WORK TO DO:
Copy out each line of the data that holds the word "type".

━━━━━━━━━━━━━━━━━━━━

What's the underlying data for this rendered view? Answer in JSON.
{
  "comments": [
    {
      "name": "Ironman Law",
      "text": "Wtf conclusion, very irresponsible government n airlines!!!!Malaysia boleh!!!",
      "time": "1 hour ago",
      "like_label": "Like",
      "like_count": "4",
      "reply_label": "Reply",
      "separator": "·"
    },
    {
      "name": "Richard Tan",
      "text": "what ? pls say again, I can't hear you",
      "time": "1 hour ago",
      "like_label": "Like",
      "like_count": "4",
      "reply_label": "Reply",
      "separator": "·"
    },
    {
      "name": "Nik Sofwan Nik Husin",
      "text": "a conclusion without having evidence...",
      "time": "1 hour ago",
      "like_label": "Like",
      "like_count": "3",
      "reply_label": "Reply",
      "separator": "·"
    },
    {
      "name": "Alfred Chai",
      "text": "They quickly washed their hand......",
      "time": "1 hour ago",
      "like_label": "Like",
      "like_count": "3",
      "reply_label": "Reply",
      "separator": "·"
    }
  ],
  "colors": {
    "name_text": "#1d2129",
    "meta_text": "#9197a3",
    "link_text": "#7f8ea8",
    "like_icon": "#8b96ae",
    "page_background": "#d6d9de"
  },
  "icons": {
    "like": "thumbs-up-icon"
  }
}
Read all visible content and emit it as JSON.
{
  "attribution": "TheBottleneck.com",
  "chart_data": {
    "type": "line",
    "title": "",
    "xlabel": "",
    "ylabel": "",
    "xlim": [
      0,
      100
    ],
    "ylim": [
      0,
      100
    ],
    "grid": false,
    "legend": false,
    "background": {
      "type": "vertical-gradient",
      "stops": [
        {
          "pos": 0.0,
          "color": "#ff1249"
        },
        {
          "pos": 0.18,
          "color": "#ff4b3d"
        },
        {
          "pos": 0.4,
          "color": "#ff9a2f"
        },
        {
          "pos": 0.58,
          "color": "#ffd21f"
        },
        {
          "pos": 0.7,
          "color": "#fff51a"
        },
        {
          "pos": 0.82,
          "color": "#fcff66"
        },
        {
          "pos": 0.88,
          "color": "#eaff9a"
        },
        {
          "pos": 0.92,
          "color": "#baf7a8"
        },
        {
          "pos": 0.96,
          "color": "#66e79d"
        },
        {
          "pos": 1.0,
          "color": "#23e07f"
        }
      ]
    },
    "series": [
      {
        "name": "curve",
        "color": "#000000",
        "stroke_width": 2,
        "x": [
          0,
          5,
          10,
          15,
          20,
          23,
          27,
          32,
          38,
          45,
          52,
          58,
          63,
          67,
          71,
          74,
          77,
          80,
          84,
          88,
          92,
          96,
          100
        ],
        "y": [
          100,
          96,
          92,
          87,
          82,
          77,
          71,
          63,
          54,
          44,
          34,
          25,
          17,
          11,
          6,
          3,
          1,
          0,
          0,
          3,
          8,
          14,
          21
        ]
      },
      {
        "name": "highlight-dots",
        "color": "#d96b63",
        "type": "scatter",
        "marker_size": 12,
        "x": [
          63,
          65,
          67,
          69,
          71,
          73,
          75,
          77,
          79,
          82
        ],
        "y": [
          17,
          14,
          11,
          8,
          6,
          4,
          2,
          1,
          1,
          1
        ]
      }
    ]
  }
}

━━━━━━━━━━━━━━━━━━━━

RESULT OF THIS EXERCISE:
    "type": "line",
      "type": "vertical-gradient",
        "type": "scatter",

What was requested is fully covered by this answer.